-- Start --

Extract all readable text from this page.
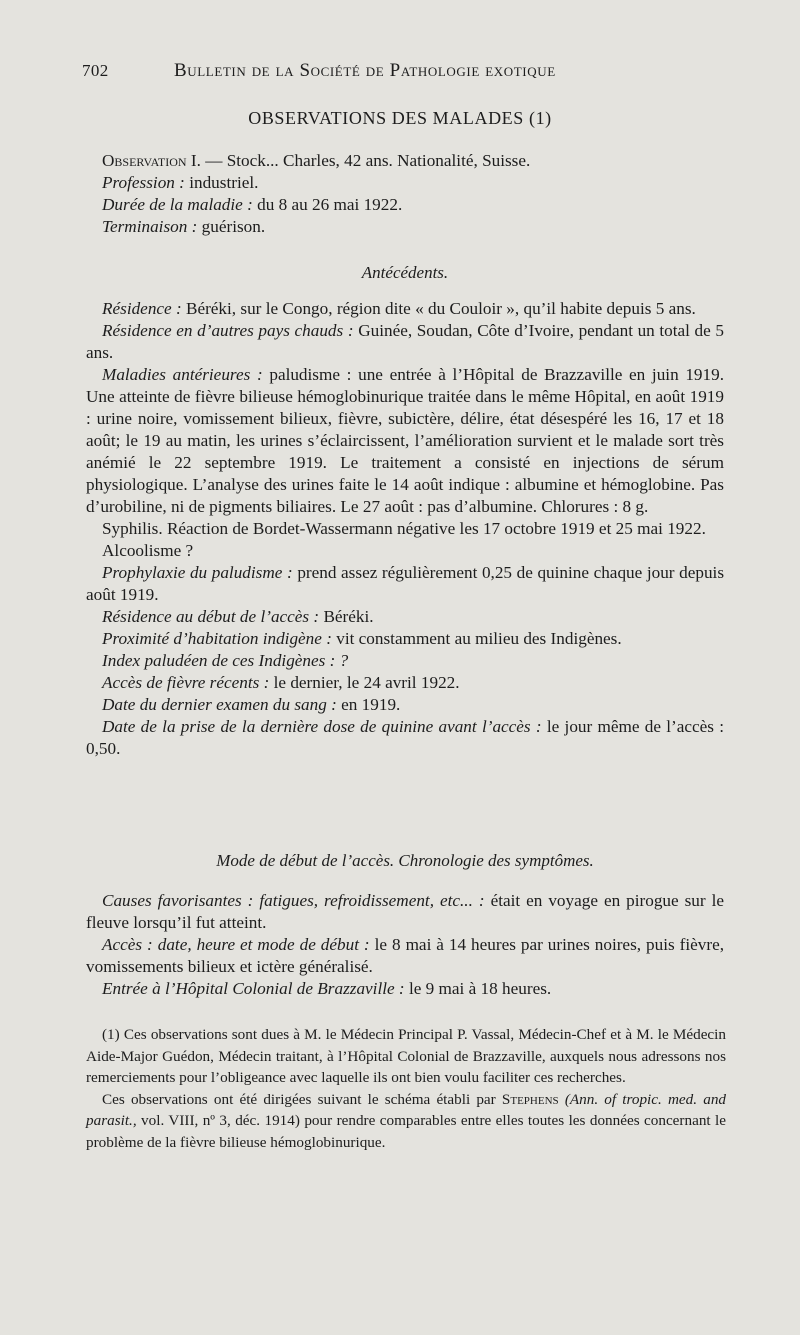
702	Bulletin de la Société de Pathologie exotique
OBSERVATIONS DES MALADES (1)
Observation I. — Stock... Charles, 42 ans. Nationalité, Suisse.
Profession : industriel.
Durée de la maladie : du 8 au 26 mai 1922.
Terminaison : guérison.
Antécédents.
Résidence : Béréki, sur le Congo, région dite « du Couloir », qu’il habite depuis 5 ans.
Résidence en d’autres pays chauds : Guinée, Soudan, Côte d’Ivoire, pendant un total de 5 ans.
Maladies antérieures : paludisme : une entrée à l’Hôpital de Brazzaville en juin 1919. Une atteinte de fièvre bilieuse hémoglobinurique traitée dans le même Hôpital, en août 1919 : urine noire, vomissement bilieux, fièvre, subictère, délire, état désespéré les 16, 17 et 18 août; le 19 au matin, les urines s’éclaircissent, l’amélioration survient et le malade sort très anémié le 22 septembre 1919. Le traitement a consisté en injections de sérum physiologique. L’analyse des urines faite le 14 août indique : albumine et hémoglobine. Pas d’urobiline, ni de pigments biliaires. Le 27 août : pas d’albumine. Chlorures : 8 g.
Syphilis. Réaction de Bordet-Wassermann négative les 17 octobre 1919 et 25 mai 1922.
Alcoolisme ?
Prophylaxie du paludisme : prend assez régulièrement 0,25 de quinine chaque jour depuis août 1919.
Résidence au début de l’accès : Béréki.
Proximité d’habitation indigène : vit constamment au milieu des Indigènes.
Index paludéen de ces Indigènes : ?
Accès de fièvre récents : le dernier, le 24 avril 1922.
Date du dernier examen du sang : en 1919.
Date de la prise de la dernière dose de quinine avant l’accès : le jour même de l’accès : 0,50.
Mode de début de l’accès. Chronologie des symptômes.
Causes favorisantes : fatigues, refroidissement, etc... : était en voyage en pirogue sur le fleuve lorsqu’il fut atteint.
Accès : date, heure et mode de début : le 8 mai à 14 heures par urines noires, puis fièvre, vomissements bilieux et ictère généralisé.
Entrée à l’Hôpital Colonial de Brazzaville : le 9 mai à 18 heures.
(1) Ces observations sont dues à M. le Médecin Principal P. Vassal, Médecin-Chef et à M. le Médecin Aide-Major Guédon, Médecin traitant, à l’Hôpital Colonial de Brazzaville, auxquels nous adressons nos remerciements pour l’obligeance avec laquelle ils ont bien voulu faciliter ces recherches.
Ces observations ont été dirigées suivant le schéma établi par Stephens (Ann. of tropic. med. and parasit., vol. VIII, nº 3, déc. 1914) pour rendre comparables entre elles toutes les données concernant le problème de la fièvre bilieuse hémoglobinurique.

-- End --

◆ **AIM**
Make an exact copy of the listing above. Do not include the pictures.

◆ **OUTPUT**
Extract all readable text from this page.
702	Bulletin de la Société de Pathologie exotique
OBSERVATIONS DES MALADES (1)
Observation I. — Stock... Charles, 42 ans. Nationalité, Suisse.
Profession : industriel.
Durée de la maladie : du 8 au 26 mai 1922.
Terminaison : guérison.
Antécédents.
Résidence : Béréki, sur le Congo, région dite « du Couloir », qu’il habite depuis 5 ans.
Résidence en d’autres pays chauds : Guinée, Soudan, Côte d’Ivoire, pendant un total de 5 ans.
Maladies antérieures : paludisme : une entrée à l’Hôpital de Brazzaville en juin 1919. Une atteinte de fièvre bilieuse hémoglobinurique traitée dans le même Hôpital, en août 1919 : urine noire, vomissement bilieux, fièvre, subictère, délire, état désespéré les 16, 17 et 18 août; le 19 au matin, les urines s’éclaircissent, l’amélioration survient et le malade sort très anémié le 22 septembre 1919. Le traitement a consisté en injections de sérum physiologique. L’analyse des urines faite le 14 août indique : albumine et hémoglobine. Pas d’urobiline, ni de pigments biliaires. Le 27 août : pas d’albumine. Chlorures : 8 g.
Syphilis. Réaction de Bordet-Wassermann négative les 17 octobre 1919 et 25 mai 1922.
Alcoolisme ?
Prophylaxie du paludisme : prend assez régulièrement 0,25 de quinine chaque jour depuis août 1919.
Résidence au début de l’accès : Béréki.
Proximité d’habitation indigène : vit constamment au milieu des Indigènes.
Index paludéen de ces Indigènes : ?
Accès de fièvre récents : le dernier, le 24 avril 1922.
Date du dernier examen du sang : en 1919.
Date de la prise de la dernière dose de quinine avant l’accès : le jour même de l’accès : 0,50.
Mode de début de l’accès. Chronologie des symptômes.
Causes favorisantes : fatigues, refroidissement, etc... : était en voyage en pirogue sur le fleuve lorsqu’il fut atteint.
Accès : date, heure et mode de début : le 8 mai à 14 heures par urines noires, puis fièvre, vomissements bilieux et ictère généralisé.
Entrée à l’Hôpital Colonial de Brazzaville : le 9 mai à 18 heures.
(1) Ces observations sont dues à M. le Médecin Principal P. Vassal, Médecin-Chef et à M. le Médecin Aide-Major Guédon, Médecin traitant, à l’Hôpital Colonial de Brazzaville, auxquels nous adressons nos remerciements pour l’obligeance avec laquelle ils ont bien voulu faciliter ces recherches.
Ces observations ont été dirigées suivant le schéma établi par Stephens (Ann. of tropic. med. and parasit., vol. VIII, nº 3, déc. 1914) pour rendre comparables entre elles toutes les données concernant le problème de la fièvre bilieuse hémoglobinurique.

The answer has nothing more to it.